* BEGIN MATERIAL FOR THIS EXERCISE *

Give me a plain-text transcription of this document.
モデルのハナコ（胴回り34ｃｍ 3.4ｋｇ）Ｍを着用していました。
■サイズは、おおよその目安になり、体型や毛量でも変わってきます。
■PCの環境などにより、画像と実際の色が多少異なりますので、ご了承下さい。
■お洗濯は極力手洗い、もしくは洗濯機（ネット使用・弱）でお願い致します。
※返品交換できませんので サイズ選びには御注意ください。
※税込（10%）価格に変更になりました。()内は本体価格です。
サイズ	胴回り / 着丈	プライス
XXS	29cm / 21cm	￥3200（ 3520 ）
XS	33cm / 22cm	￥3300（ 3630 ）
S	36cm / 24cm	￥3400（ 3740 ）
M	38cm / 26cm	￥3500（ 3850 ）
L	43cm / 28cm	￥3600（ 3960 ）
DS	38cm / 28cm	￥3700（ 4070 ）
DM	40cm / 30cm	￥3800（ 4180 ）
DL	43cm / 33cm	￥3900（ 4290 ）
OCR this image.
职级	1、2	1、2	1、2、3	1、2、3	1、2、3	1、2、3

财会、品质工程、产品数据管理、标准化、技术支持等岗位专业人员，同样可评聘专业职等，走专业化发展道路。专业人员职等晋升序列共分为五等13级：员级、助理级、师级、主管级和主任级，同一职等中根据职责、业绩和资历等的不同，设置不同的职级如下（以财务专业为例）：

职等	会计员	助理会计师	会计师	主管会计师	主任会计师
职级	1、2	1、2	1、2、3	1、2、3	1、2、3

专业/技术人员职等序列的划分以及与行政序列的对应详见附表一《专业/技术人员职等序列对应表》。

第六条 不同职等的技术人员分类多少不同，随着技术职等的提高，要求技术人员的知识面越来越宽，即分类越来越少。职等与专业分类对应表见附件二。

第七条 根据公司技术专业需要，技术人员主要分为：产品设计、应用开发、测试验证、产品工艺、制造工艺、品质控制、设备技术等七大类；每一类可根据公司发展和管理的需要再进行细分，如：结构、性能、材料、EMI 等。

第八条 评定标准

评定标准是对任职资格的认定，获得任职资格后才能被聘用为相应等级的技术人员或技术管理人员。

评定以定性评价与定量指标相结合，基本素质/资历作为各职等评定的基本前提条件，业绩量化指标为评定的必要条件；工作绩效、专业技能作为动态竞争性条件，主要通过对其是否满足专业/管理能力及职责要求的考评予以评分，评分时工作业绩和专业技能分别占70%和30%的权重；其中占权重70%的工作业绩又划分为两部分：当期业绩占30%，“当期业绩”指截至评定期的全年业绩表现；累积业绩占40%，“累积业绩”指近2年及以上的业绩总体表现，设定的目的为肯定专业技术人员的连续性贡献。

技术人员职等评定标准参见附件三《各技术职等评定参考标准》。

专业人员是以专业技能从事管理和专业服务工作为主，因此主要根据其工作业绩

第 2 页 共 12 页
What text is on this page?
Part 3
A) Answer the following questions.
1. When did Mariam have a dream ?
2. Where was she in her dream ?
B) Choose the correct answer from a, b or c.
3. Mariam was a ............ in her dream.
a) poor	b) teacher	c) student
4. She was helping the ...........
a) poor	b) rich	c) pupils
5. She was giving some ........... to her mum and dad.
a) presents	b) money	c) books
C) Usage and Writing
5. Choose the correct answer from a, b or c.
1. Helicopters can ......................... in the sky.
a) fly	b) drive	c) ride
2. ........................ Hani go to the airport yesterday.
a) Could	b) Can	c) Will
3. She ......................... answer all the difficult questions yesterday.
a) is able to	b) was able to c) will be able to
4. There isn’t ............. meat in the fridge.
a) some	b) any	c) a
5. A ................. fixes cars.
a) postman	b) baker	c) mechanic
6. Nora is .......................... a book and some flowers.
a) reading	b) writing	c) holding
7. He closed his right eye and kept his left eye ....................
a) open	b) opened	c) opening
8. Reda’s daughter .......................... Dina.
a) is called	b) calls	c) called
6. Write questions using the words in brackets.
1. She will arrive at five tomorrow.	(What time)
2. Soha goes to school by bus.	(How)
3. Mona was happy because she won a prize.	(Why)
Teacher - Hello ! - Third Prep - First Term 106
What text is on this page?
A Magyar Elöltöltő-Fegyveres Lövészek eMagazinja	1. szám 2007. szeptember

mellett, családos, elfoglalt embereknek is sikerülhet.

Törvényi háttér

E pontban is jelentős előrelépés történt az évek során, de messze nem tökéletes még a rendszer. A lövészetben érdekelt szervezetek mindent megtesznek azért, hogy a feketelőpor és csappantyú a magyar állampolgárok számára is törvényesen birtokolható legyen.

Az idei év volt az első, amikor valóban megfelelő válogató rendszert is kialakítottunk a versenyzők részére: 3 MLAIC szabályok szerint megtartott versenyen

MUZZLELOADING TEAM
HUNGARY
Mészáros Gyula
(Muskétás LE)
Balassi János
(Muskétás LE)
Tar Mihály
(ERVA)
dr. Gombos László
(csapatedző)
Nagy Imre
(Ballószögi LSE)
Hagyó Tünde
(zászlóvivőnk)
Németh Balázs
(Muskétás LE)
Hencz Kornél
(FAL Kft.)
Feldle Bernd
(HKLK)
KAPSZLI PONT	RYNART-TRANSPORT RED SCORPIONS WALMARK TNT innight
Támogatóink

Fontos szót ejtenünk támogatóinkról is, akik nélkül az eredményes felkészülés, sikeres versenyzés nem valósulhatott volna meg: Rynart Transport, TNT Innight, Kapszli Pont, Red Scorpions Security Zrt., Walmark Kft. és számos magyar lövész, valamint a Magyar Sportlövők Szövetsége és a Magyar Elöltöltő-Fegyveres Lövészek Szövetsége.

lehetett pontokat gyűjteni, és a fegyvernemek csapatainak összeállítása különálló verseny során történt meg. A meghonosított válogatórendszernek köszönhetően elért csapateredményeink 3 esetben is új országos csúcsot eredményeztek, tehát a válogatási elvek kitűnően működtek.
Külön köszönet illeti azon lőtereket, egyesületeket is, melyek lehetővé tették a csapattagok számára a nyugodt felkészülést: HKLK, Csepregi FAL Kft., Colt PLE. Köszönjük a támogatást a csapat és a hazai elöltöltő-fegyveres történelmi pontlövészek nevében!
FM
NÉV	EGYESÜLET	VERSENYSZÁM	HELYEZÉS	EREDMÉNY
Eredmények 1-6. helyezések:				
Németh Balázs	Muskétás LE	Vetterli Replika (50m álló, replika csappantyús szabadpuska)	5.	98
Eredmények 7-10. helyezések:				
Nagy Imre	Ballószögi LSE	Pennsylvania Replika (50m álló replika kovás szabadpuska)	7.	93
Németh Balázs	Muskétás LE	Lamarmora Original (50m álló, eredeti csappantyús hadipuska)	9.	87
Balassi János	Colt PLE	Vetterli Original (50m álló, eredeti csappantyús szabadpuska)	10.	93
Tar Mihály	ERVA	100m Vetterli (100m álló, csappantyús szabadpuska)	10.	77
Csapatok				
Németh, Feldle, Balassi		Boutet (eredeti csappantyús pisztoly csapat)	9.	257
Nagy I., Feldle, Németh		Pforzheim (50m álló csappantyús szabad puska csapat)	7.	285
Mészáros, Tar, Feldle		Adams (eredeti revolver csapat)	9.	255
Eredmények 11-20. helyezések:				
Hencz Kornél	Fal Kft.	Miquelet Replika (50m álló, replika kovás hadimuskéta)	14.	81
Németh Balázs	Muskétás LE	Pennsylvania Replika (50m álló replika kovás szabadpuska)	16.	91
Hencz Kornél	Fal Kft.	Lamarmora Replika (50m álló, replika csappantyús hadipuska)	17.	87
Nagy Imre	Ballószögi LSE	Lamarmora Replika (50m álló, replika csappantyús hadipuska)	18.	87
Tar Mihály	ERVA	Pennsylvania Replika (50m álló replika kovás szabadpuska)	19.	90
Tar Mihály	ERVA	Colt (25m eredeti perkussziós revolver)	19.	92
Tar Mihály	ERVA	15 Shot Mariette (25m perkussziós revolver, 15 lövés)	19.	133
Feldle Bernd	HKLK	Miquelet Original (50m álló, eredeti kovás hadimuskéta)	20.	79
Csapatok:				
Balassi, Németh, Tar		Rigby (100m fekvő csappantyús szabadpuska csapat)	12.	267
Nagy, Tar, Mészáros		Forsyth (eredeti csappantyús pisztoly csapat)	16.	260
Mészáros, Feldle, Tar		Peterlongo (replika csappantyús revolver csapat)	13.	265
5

* END MATERIAL FOR THIS EXERCISE *

> AIM: Every line holding "hadimuskéta" should be copied out.

> COMPLETED TASK:
Hencz Kornél	Fal Kft.	Miquelet Replika (50m álló, replika kovás hadimuskéta)	14.	81
Feldle Bernd	HKLK	Miquelet Original (50m álló, eredeti kovás hadimuskéta)	20.	79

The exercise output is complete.